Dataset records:
= = = = =

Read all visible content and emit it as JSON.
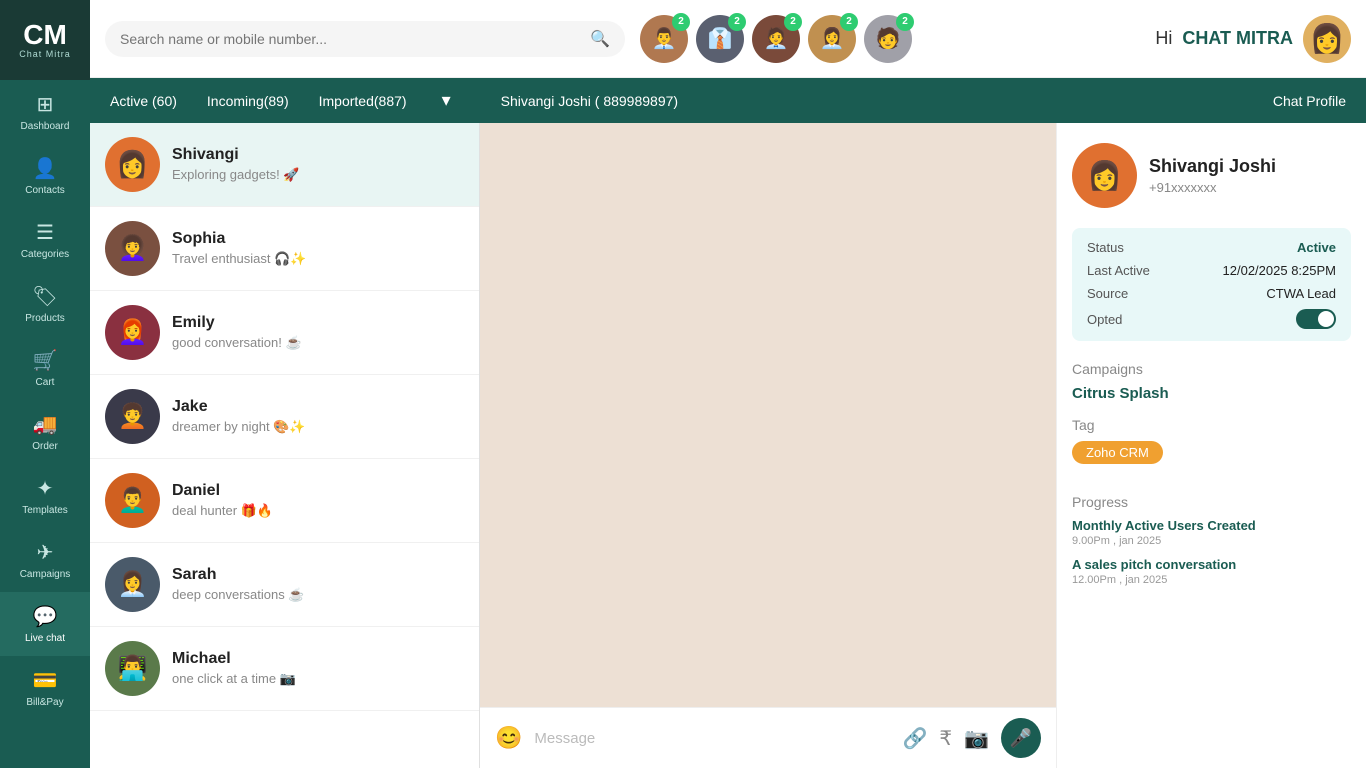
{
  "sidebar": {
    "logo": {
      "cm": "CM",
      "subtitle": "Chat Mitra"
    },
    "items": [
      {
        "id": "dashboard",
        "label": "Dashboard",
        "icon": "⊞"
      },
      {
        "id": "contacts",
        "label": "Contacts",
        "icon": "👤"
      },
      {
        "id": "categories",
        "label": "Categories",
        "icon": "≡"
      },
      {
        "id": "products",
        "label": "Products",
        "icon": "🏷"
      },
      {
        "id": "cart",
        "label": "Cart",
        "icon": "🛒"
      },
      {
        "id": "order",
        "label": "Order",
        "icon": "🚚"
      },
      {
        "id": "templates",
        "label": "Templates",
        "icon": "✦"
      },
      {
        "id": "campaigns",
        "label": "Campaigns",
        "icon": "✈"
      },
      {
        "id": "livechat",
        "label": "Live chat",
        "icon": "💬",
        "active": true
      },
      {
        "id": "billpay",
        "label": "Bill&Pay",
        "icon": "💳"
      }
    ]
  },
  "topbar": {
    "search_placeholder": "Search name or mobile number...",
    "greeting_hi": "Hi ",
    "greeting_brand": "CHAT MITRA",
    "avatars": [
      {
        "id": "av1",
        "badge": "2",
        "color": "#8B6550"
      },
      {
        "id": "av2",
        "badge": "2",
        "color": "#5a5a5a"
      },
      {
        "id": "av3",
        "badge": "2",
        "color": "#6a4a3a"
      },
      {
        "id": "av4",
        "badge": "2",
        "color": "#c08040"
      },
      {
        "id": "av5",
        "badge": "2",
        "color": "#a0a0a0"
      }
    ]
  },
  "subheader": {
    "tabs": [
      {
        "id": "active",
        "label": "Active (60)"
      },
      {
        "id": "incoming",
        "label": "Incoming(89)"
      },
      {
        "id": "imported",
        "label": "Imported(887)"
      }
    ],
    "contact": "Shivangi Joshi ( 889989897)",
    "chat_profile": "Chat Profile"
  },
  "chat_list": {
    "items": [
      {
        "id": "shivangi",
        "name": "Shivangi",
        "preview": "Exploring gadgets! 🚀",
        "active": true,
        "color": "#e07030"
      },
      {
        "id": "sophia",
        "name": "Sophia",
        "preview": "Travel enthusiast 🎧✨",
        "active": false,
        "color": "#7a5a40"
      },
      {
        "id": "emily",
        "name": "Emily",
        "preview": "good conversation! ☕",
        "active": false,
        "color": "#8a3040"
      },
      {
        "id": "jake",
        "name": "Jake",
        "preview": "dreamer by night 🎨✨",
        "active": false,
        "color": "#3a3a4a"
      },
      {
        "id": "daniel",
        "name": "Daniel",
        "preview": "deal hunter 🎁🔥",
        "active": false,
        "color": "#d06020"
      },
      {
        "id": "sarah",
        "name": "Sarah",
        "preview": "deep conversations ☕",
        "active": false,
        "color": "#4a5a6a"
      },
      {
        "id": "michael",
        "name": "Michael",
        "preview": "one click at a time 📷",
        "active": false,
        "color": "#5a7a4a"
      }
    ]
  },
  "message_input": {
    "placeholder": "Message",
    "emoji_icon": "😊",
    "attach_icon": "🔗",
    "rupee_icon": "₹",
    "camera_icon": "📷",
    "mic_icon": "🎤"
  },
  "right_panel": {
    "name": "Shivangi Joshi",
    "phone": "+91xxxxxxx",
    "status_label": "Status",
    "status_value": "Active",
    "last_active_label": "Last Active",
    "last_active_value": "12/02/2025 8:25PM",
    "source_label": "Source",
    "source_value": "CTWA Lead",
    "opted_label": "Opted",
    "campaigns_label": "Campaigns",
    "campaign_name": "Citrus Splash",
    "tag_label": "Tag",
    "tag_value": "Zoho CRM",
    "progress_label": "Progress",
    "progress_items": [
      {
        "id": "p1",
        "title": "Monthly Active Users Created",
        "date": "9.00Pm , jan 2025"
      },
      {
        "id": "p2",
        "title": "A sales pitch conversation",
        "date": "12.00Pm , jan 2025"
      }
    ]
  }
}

= = = = =

▶ **GIVEN EXERCISE**:
Repeat the material above in full and exactly, omitting the pictures.

▶ **EXPECTED ANSWER**:
Read all visible content and emit it as JSON.
{
  "sidebar": {
    "logo": {
      "cm": "CM",
      "subtitle": "Chat Mitra"
    },
    "items": [
      {
        "id": "dashboard",
        "label": "Dashboard",
        "icon": "⊞"
      },
      {
        "id": "contacts",
        "label": "Contacts",
        "icon": "👤"
      },
      {
        "id": "categories",
        "label": "Categories",
        "icon": "≡"
      },
      {
        "id": "products",
        "label": "Products",
        "icon": "🏷"
      },
      {
        "id": "cart",
        "label": "Cart",
        "icon": "🛒"
      },
      {
        "id": "order",
        "label": "Order",
        "icon": "🚚"
      },
      {
        "id": "templates",
        "label": "Templates",
        "icon": "✦"
      },
      {
        "id": "campaigns",
        "label": "Campaigns",
        "icon": "✈"
      },
      {
        "id": "livechat",
        "label": "Live chat",
        "icon": "💬",
        "active": true
      },
      {
        "id": "billpay",
        "label": "Bill&Pay",
        "icon": "💳"
      }
    ]
  },
  "topbar": {
    "search_placeholder": "Search name or mobile number...",
    "greeting_hi": "Hi ",
    "greeting_brand": "CHAT MITRA",
    "avatars": [
      {
        "id": "av1",
        "badge": "2",
        "color": "#8B6550"
      },
      {
        "id": "av2",
        "badge": "2",
        "color": "#5a5a5a"
      },
      {
        "id": "av3",
        "badge": "2",
        "color": "#6a4a3a"
      },
      {
        "id": "av4",
        "badge": "2",
        "color": "#c08040"
      },
      {
        "id": "av5",
        "badge": "2",
        "color": "#a0a0a0"
      }
    ]
  },
  "subheader": {
    "tabs": [
      {
        "id": "active",
        "label": "Active (60)"
      },
      {
        "id": "incoming",
        "label": "Incoming(89)"
      },
      {
        "id": "imported",
        "label": "Imported(887)"
      }
    ],
    "contact": "Shivangi Joshi ( 889989897)",
    "chat_profile": "Chat Profile"
  },
  "chat_list": {
    "items": [
      {
        "id": "shivangi",
        "name": "Shivangi",
        "preview": "Exploring gadgets! 🚀",
        "active": true,
        "color": "#e07030"
      },
      {
        "id": "sophia",
        "name": "Sophia",
        "preview": "Travel enthusiast 🎧✨",
        "active": false,
        "color": "#7a5a40"
      },
      {
        "id": "emily",
        "name": "Emily",
        "preview": "good conversation! ☕",
        "active": false,
        "color": "#8a3040"
      },
      {
        "id": "jake",
        "name": "Jake",
        "preview": "dreamer by night 🎨✨",
        "active": false,
        "color": "#3a3a4a"
      },
      {
        "id": "daniel",
        "name": "Daniel",
        "preview": "deal hunter 🎁🔥",
        "active": false,
        "color": "#d06020"
      },
      {
        "id": "sarah",
        "name": "Sarah",
        "preview": "deep conversations ☕",
        "active": false,
        "color": "#4a5a6a"
      },
      {
        "id": "michael",
        "name": "Michael",
        "preview": "one click at a time 📷",
        "active": false,
        "color": "#5a7a4a"
      }
    ]
  },
  "message_input": {
    "placeholder": "Message",
    "emoji_icon": "😊",
    "attach_icon": "🔗",
    "rupee_icon": "₹",
    "camera_icon": "📷",
    "mic_icon": "🎤"
  },
  "right_panel": {
    "name": "Shivangi Joshi",
    "phone": "+91xxxxxxx",
    "status_label": "Status",
    "status_value": "Active",
    "last_active_label": "Last Active",
    "last_active_value": "12/02/2025 8:25PM",
    "source_label": "Source",
    "source_value": "CTWA Lead",
    "opted_label": "Opted",
    "campaigns_label": "Campaigns",
    "campaign_name": "Citrus Splash",
    "tag_label": "Tag",
    "tag_value": "Zoho CRM",
    "progress_label": "Progress",
    "progress_items": [
      {
        "id": "p1",
        "title": "Monthly Active Users Created",
        "date": "9.00Pm , jan 2025"
      },
      {
        "id": "p2",
        "title": "A sales pitch conversation",
        "date": "12.00Pm , jan 2025"
      }
    ]
  }
}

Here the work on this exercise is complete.